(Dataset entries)
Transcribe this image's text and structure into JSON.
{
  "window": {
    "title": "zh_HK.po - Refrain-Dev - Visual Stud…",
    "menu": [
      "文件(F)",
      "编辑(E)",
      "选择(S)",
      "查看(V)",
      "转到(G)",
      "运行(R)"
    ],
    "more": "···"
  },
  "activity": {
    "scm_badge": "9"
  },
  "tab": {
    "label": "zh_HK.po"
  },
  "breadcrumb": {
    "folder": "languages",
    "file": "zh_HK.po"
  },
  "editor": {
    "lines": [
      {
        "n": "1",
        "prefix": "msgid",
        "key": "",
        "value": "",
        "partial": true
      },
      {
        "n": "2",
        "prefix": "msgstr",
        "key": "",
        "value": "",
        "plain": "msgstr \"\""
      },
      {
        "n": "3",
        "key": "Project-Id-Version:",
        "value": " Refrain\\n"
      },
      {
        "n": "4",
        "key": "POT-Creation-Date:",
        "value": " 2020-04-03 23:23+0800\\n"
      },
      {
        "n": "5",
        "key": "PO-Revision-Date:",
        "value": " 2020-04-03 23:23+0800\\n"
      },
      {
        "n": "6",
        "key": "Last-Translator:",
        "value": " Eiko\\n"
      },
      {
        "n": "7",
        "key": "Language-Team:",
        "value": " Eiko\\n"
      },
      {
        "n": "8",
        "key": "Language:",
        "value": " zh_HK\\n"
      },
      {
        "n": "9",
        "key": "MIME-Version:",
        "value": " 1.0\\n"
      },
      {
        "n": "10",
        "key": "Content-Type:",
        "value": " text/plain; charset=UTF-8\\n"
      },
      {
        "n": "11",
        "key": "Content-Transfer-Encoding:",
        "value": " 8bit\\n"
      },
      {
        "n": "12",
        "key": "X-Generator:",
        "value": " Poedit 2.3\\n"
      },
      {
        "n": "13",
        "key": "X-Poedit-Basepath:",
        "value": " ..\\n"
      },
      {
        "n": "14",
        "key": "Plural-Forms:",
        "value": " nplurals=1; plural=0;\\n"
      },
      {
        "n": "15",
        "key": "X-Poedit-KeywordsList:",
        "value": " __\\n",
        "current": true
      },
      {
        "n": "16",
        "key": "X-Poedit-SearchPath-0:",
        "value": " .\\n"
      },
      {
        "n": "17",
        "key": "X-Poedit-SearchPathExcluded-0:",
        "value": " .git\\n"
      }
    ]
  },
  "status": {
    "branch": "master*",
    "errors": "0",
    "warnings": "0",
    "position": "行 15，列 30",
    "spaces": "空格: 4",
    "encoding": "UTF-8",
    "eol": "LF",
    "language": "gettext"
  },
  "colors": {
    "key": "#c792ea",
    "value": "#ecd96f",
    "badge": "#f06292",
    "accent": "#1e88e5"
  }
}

Exercise => Give the data again, exactly as it stands.

Full answer =>
Transcribe this image's text and structure into JSON.
{
  "window": {
    "title": "zh_HK.po - Refrain-Dev - Visual Stud…",
    "menu": [
      "文件(F)",
      "编辑(E)",
      "选择(S)",
      "查看(V)",
      "转到(G)",
      "运行(R)"
    ],
    "more": "···"
  },
  "activity": {
    "scm_badge": "9"
  },
  "tab": {
    "label": "zh_HK.po"
  },
  "breadcrumb": {
    "folder": "languages",
    "file": "zh_HK.po"
  },
  "editor": {
    "lines": [
      {
        "n": "1",
        "prefix": "msgid",
        "key": "",
        "value": "",
        "partial": true
      },
      {
        "n": "2",
        "prefix": "msgstr",
        "key": "",
        "value": "",
        "plain": "msgstr \"\""
      },
      {
        "n": "3",
        "key": "Project-Id-Version:",
        "value": " Refrain\\n"
      },
      {
        "n": "4",
        "key": "POT-Creation-Date:",
        "value": " 2020-04-03 23:23+0800\\n"
      },
      {
        "n": "5",
        "key": "PO-Revision-Date:",
        "value": " 2020-04-03 23:23+0800\\n"
      },
      {
        "n": "6",
        "key": "Last-Translator:",
        "value": " Eiko\\n"
      },
      {
        "n": "7",
        "key": "Language-Team:",
        "value": " Eiko\\n"
      },
      {
        "n": "8",
        "key": "Language:",
        "value": " zh_HK\\n"
      },
      {
        "n": "9",
        "key": "MIME-Version:",
        "value": " 1.0\\n"
      },
      {
        "n": "10",
        "key": "Content-Type:",
        "value": " text/plain; charset=UTF-8\\n"
      },
      {
        "n": "11",
        "key": "Content-Transfer-Encoding:",
        "value": " 8bit\\n"
      },
      {
        "n": "12",
        "key": "X-Generator:",
        "value": " Poedit 2.3\\n"
      },
      {
        "n": "13",
        "key": "X-Poedit-Basepath:",
        "value": " ..\\n"
      },
      {
        "n": "14",
        "key": "Plural-Forms:",
        "value": " nplurals=1; plural=0;\\n"
      },
      {
        "n": "15",
        "key": "X-Poedit-KeywordsList:",
        "value": " __\\n",
        "current": true
      },
      {
        "n": "16",
        "key": "X-Poedit-SearchPath-0:",
        "value": " .\\n"
      },
      {
        "n": "17",
        "key": "X-Poedit-SearchPathExcluded-0:",
        "value": " .git\\n"
      }
    ]
  },
  "status": {
    "branch": "master*",
    "errors": "0",
    "warnings": "0",
    "position": "行 15，列 30",
    "spaces": "空格: 4",
    "encoding": "UTF-8",
    "eol": "LF",
    "language": "gettext"
  },
  "colors": {
    "key": "#c792ea",
    "value": "#ecd96f",
    "badge": "#f06292",
    "accent": "#1e88e5"
  }
}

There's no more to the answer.